:: TO BE DONE ::
Rewrite everything from the line that contains "Patent image size: (1188, 816)." down to the line that contains "The fourth lens 134 is at (649, 219).", changing "schematic" to "diagrammatic" and keeping the rest as it is. Return only those lines.

:: ENTRIES ::
****************************************

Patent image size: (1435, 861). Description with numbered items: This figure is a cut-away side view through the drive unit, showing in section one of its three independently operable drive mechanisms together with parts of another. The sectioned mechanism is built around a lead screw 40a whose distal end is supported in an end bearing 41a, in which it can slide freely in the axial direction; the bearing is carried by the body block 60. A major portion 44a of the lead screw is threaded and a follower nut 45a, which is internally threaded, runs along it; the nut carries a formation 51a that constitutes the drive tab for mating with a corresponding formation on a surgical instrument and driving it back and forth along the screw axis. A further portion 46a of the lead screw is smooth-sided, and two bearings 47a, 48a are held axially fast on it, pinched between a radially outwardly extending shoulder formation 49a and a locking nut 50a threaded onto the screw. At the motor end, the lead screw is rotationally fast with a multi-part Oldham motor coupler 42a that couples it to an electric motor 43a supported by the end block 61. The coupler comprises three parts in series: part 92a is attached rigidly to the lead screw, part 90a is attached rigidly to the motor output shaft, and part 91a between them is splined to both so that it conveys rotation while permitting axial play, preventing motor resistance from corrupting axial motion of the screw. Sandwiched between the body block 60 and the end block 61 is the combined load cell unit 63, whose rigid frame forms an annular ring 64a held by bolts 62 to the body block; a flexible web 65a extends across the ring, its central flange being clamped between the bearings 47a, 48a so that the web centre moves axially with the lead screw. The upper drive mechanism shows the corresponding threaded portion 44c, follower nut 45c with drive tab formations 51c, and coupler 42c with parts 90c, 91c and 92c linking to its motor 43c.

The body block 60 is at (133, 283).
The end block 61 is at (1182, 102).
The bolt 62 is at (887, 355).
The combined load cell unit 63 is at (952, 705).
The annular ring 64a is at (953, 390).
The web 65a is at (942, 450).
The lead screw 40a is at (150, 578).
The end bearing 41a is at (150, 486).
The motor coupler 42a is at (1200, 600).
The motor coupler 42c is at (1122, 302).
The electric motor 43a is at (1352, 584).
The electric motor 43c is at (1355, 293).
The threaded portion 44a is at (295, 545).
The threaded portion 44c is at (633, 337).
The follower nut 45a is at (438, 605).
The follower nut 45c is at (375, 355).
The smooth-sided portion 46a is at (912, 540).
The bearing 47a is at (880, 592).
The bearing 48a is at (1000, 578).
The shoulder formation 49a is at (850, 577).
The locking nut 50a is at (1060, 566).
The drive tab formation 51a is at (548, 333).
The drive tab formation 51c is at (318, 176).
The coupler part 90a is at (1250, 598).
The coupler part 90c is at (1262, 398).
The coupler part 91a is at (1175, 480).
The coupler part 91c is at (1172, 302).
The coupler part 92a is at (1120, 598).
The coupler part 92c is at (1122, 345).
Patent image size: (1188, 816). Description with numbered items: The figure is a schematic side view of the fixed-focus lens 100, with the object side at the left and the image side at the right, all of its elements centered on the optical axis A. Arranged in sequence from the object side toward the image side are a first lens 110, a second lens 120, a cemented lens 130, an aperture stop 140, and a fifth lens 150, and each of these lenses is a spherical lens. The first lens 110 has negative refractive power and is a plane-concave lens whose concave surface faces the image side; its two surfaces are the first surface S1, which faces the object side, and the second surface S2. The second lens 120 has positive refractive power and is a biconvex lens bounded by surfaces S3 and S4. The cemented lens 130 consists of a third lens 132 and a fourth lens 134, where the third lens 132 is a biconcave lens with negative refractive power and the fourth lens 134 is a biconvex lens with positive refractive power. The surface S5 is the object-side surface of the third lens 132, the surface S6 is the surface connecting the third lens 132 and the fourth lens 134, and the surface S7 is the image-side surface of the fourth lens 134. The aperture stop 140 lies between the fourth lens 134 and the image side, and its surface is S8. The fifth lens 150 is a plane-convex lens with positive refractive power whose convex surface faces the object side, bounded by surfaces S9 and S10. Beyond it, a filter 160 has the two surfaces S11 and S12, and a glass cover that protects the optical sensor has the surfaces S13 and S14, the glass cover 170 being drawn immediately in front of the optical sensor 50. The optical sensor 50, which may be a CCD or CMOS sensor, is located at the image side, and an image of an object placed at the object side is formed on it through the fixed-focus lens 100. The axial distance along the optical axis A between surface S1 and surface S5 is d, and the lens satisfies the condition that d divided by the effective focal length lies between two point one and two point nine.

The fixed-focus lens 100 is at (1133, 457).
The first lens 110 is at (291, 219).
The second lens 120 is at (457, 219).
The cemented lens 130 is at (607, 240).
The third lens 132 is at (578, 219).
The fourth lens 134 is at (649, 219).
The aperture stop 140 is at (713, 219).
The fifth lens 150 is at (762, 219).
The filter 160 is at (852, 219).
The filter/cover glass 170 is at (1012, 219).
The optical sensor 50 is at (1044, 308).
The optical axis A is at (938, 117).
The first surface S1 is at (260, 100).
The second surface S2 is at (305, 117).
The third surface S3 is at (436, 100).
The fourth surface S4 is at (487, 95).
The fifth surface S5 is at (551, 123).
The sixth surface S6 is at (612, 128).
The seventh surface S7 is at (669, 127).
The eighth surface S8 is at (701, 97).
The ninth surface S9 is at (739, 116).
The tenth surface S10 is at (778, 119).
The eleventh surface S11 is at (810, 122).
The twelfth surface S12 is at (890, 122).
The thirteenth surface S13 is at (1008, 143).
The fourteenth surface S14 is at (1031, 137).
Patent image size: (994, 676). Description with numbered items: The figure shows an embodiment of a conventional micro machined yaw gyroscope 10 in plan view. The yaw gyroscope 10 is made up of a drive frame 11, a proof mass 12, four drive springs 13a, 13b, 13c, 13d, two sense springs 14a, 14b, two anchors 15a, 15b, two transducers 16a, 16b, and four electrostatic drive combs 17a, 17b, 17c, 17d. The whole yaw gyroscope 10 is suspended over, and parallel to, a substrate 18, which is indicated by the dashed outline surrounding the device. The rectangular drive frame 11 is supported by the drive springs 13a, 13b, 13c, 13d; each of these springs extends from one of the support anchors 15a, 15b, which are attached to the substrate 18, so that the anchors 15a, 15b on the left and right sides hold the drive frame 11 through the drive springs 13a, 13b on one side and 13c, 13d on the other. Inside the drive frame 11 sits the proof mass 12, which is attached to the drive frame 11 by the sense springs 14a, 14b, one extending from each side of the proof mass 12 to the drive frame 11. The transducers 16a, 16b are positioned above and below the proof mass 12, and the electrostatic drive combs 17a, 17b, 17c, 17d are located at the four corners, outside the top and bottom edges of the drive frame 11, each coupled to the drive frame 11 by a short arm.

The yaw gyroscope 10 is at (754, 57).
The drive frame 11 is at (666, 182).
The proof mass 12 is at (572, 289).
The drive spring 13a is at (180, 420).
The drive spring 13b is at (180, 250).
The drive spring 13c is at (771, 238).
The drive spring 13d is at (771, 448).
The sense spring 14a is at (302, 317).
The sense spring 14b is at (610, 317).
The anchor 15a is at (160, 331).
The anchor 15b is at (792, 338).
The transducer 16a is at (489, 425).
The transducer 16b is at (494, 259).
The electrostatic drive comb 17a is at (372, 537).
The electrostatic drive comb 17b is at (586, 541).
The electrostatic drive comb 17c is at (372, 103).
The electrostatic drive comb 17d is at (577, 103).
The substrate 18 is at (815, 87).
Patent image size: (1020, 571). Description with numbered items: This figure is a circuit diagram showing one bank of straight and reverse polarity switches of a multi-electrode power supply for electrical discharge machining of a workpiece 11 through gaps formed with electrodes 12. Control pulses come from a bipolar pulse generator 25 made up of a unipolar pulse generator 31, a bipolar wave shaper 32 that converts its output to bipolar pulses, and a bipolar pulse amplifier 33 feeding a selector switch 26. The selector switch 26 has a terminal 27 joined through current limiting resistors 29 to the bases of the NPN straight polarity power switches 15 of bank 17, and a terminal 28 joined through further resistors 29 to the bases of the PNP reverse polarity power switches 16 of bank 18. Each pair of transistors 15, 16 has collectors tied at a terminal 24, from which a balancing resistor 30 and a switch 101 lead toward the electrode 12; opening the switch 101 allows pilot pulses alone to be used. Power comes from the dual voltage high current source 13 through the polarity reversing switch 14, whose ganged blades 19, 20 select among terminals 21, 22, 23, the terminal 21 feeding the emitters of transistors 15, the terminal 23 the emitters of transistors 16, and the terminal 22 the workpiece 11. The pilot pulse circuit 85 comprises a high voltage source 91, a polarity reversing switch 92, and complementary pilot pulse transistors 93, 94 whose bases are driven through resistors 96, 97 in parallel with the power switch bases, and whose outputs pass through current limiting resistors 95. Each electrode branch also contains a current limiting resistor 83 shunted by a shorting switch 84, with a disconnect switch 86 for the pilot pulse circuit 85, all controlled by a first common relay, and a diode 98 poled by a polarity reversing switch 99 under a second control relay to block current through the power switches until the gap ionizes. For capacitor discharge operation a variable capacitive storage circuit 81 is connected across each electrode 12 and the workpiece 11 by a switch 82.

****************************************

:: TASK SOLUTION ::
Patent image size: (1188, 816). Description with numbered items: The figure is a diagrammatic side view of the fixed-focus lens 100, with the object side at the left and the image side at the right, all of its elements centered on the optical axis A. Arranged in sequence from the object side toward the image side are a first lens 110, a second lens 120, a cemented lens 130, an aperture stop 140, and a fifth lens 150, and each of these lenses is a spherical lens. The first lens 110 has negative refractive power and is a plane-concave lens whose concave surface faces the image side; its two surfaces are the first surface S1, which faces the object side, and the second surface S2. The second lens 120 has positive refractive power and is a biconvex lens bounded by surfaces S3 and S4. The cemented lens 130 consists of a third lens 132 and a fourth lens 134, where the third lens 132 is a biconcave lens with negative refractive power and the fourth lens 134 is a biconvex lens with positive refractive power. The surface S5 is the object-side surface of the third lens 132, the surface S6 is the surface connecting the third lens 132 and the fourth lens 134, and the surface S7 is the image-side surface of the fourth lens 134. The aperture stop 140 lies between the fourth lens 134 and the image side, and its surface is S8. The fifth lens 150 is a plane-convex lens with positive refractive power whose convex surface faces the object side, bounded by surfaces S9 and S10. Beyond it, a filter 160 has the two surfaces S11 and S12, and a glass cover that protects the optical sensor has the surfaces S13 and S14, the glass cover 170 being drawn immediately in front of the optical sensor 50. The optical sensor 50, which may be a CCD or CMOS sensor, is located at the image side, and an image of an object placed at the object side is formed on it through the fixed-focus lens 100. The axial distance along the optical axis A between surface S1 and surface S5 is d, and the lens satisfies the condition that d divided by the effective focal length lies between two point one and two point nine.

The fixed-focus lens 100 is at (1133, 457).
The first lens 110 is at (291, 219).
The second lens 120 is at (457, 219).
The cemented lens 130 is at (607, 240).
The third lens 132 is at (578, 219).
The fourth lens 134 is at (649, 219).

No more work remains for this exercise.